▸ TEXT PASSAGE
--- START ---
I'm now looking at the project, and I have several optimization suggestions
* first and foremost: unless you experience issues with optimized compilation, which is very infrequent, you should
compile with optimization (-Os compiler flag), which, besides speeding up the program, also saves a fantastic amount of space
* on top of that, the -fomit-frame-pointer -mregparm=5 compiler flags save some more space;
* you really should dynamically allocate 5 huge variables: external_level_buffer (jm_levels.c) and the four LCD_SIZE'd variables from jm_graphics.c. You can allocate a single block and play with pointer arithmetic a bit. Currently, they get stored in BSS, but BSS suck for both size and speed efficiency - both directly, because of inefficient instructions + relocation information, and indirectly, because they can prevent from making other optimizations. Getting rid of BSS for most programs I worked on, not just TICT programs, was a major win.
* for now, using compressed relocations and compressed references for BSS saves some more space. When the above variables are dynamically allocated, the BSS becomes small enough to merge with the main executable, and compressed BSS references are moot.
--- END ---
Entries drawn from a collection:
--- START ---
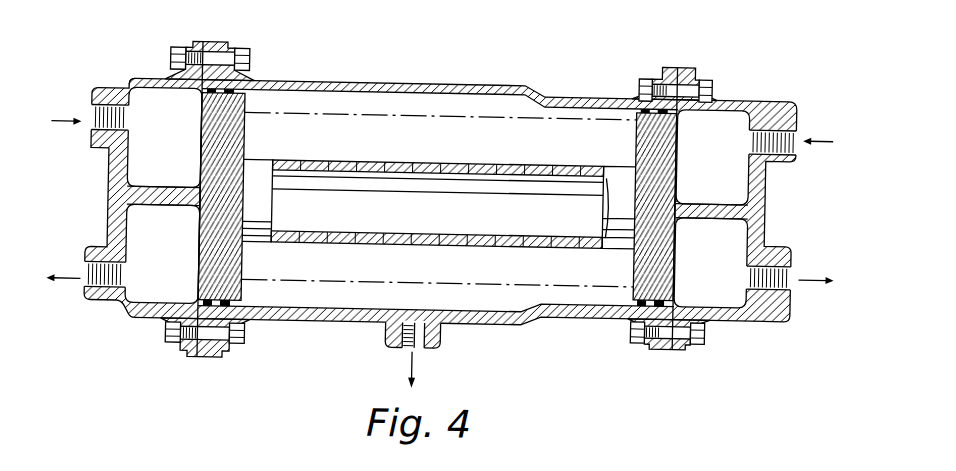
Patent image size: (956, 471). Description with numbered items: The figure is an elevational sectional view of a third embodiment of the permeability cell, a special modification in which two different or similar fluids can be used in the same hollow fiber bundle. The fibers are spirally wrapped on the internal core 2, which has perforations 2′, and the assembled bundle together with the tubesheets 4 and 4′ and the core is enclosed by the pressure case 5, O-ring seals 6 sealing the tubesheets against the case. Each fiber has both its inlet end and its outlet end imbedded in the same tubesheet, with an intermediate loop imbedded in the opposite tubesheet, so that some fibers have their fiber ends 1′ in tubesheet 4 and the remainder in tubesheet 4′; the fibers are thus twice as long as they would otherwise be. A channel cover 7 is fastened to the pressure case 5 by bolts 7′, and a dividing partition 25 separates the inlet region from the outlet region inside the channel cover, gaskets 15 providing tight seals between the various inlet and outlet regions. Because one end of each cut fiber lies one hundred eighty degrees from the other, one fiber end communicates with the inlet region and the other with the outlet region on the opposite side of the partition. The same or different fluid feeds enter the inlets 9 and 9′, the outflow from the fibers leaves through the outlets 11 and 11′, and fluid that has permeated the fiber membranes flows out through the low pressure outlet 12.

The fiber ends 1′ is at (203, 131).
The internal core 2 is at (470, 161).
The perforations 2′ is at (510, 165).
The tubesheet 4 is at (215, 105).
The tubesheet 4′ is at (672, 115).
The pressure case 5 is at (447, 84).
The O-ring seals 6 is at (238, 92).
The channel cover 7 is at (142, 83).
The bolts 7′ is at (250, 65).
The high pressure inlet opening 9 is at (87, 118).
The inlet 9′ is at (797, 145).
The outlet 11 is at (85, 277).
The outlet 11′ is at (792, 281).
The low pressure outlet 12 is at (419, 362).
The gaskets 15 is at (200, 192).
The dividing partition 25 is at (150, 200).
--- END ---
▸ SET OF TASKS
1. Reproduce verbatim the lines of the records from their beginning down to the line containing "The inlet 9′ is at (797, 145).", both ends included, and leave the pictures out of your answer.
2. Write what follows the forum post offering optimization suggestions for the project, beginning after its final sentence.

▸ THE RESULTS
1.
Patent image size: (956, 471). Description with numbered items: The figure is an elevational sectional view of a third embodiment of the permeability cell, a special modification in which two different or similar fluids can be used in the same hollow fiber bundle. The fibers are spirally wrapped on the internal core 2, which has perforations 2′, and the assembled bundle together with the tubesheets 4 and 4′ and the core is enclosed by the pressure case 5, O-ring seals 6 sealing the tubesheets against the case. Each fiber has both its inlet end and its outlet end imbedded in the same tubesheet, with an intermediate loop imbedded in the opposite tubesheet, so that some fibers have their fiber ends 1′ in tubesheet 4 and the remainder in tubesheet 4′; the fibers are thus twice as long as they would otherwise be. A channel cover 7 is fastened to the pressure case 5 by bolts 7′, and a dividing partition 25 separates the inlet region from the outlet region inside the channel cover, gaskets 15 providing tight seals between the various inlet and outlet regions. Because one end of each cut fiber lies one hundred eighty degrees from the other, one fiber end communicates with the inlet region and the other with the outlet region on the opposite side of the partition. The same or different fluid feeds enter the inlets 9 and 9′, the outflow from the fibers leaves through the outlets 11 and 11′, and fluid that has permeated the fiber membranes flows out through the low pressure outlet 12.

The fiber ends 1′ is at (203, 131).
The internal core 2 is at (470, 161).
The perforations 2′ is at (510, 165).
The tubesheet 4 is at (215, 105).
The tubesheet 4′ is at (672, 115).
The pressure case 5 is at (447, 84).
The O-ring seals 6 is at (238, 92).
The channel cover 7 is at (142, 83).
The bolts 7′ is at (250, 65).
The high pressure inlet opening 9 is at (87, 118).
The inlet 9′ is at (797, 145).

2.
* you used the old, large version of IsVTI(); the newest version can be found inline in e.g. https://github.com/debrouxl/gcc4ti/blob/next/trunk/tigcc/archive/gray.s
or in https://github.com/debrouxl/gcc4ti/blob/next/trunk/tigcc/archive/hw_version.s
* in GraySetScreenColor_R(): 1) move.l #0xffffffff,%d0 / %d5 would be much better as moveq #-1,%d0 / % d5, 2) the andi.l instructions would be smaller and faster as moveq to an additional register followed by and.l, 3) the cmpi.b instructions might be redundant because the andi.l (with a single-bit mask) already sets the CCR flags, 4) you should use explicit short branches;
* in GraySingleSprite8_COLOR_R(): 1) cmpi.w #0,%d4 is better written as tst.w %d4 (and you could even avoid the tst.w %d4 if you load d6 before loading d4), 2a) given that you're not using the upper part of d5, you should use moveq # instead of move #, 2b) in fact you could replace everything between __GraySingleSprite8_R__Test_WHITE and __GraySingleSprite8_R__Test_Finish by a single lsr.w #3,%d4 instruction (and thereby avoid using d5 at all), 3) you should use an explicit .l on the adda, 4) you should use explicit short branches.
This computer doesn't have GCC4TI binaries, I'll have to build them... or use the other computer's binaries.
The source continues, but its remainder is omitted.